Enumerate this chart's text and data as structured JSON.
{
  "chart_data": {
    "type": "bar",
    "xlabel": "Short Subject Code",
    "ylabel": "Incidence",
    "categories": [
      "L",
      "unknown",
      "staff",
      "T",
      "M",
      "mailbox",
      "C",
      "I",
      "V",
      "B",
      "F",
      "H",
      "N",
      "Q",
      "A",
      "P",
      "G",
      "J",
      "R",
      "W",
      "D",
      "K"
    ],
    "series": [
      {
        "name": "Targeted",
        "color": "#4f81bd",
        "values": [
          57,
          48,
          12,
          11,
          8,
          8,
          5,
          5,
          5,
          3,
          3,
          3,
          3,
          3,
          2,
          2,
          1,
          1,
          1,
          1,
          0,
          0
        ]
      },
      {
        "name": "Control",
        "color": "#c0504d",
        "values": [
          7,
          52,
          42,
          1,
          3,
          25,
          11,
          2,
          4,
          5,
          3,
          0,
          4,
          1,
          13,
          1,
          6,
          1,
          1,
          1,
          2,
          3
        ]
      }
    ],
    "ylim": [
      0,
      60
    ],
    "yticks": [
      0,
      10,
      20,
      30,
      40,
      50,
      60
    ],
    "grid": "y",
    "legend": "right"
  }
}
________________
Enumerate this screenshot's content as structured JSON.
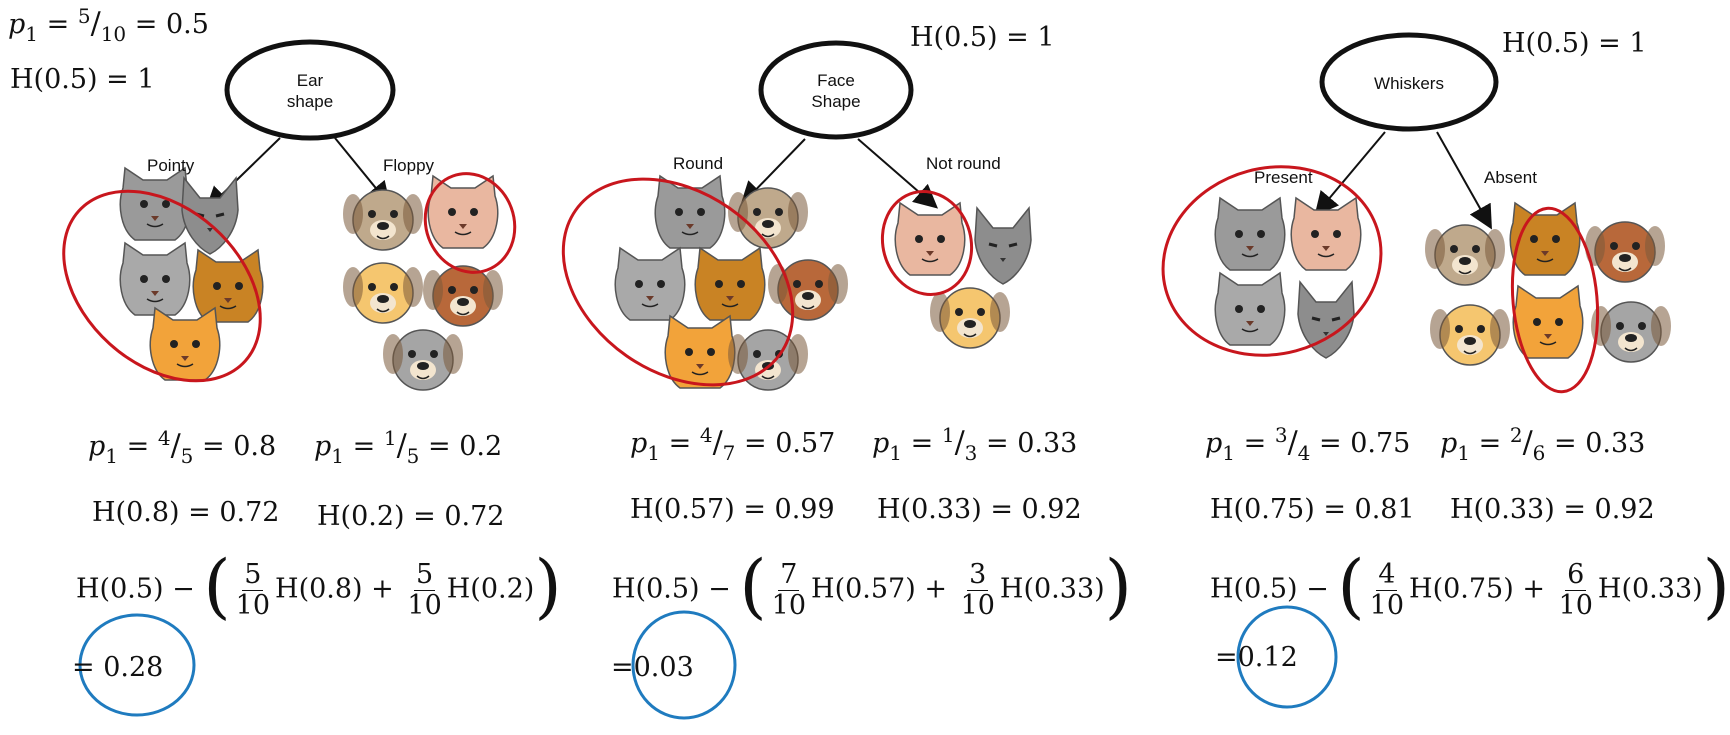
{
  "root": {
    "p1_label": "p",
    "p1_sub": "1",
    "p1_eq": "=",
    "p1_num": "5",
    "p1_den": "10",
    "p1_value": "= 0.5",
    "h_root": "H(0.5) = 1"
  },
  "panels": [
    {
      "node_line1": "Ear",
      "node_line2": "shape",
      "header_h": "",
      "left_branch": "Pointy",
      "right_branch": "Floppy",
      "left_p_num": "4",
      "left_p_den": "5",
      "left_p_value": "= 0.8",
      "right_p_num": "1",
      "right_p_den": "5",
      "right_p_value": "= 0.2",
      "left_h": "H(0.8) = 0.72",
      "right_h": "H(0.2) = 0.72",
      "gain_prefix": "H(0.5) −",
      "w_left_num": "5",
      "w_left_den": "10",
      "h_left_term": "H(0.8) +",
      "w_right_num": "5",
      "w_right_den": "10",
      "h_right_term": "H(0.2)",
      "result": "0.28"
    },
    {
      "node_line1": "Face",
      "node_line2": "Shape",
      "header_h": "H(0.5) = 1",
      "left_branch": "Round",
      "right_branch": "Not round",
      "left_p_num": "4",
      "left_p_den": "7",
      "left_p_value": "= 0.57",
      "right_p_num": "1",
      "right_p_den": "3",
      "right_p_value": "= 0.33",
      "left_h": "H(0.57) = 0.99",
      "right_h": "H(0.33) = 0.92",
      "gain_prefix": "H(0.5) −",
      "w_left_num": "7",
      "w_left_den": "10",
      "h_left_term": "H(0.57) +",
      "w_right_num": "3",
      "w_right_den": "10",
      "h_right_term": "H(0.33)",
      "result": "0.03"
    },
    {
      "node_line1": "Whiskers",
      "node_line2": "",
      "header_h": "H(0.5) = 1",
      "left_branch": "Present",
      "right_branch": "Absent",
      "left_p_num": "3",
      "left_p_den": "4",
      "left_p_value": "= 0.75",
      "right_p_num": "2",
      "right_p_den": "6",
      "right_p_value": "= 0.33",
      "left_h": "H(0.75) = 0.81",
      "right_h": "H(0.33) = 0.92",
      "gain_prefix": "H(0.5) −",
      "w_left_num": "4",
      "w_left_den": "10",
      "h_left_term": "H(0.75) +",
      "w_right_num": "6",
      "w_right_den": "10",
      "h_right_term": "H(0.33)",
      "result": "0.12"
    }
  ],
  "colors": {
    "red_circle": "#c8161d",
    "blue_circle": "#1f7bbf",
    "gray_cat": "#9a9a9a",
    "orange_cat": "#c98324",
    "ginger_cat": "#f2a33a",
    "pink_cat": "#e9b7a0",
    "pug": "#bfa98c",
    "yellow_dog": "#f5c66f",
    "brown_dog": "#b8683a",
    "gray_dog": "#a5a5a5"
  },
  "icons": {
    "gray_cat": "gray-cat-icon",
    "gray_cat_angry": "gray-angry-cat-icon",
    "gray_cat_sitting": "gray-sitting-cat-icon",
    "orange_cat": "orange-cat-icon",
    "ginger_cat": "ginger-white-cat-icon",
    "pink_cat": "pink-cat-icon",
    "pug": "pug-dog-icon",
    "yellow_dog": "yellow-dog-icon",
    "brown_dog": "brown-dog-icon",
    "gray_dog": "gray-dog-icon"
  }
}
________________
Where a line holds "Enumerate", copy that line.

* _FINISHED EXERCISE_:
Enumerate this chart's text and data as structured JSON.
Enumerate this screenshot's content as structured JSON.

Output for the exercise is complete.